• [EXTRACTED MATERIAL]:
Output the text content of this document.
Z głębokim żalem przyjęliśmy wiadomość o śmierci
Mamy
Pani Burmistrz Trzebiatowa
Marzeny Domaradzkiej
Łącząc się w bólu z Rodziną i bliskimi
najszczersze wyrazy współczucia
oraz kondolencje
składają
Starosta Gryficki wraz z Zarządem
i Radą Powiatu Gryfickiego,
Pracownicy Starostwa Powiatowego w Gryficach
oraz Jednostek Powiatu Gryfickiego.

• [WORK INSTRUCTIONS]:
Return the entries above exactly, each one complete.

• [ANSWER FOR THIS EXERCISE]:
Output the text content of this document.
Z głębokim żalem przyjęliśmy wiadomość o śmierci
Mamy
Pani Burmistrz Trzebiatowa
Marzeny Domaradzkiej
Łącząc się w bólu z Rodziną i bliskimi
najszczersze wyrazy współczucia
oraz kondolencje
składają
Starosta Gryficki wraz z Zarządem
i Radą Powiatu Gryfickiego,
Pracownicy Starostwa Powiatowego w Gryficach
oraz Jednostek Powiatu Gryfickiego.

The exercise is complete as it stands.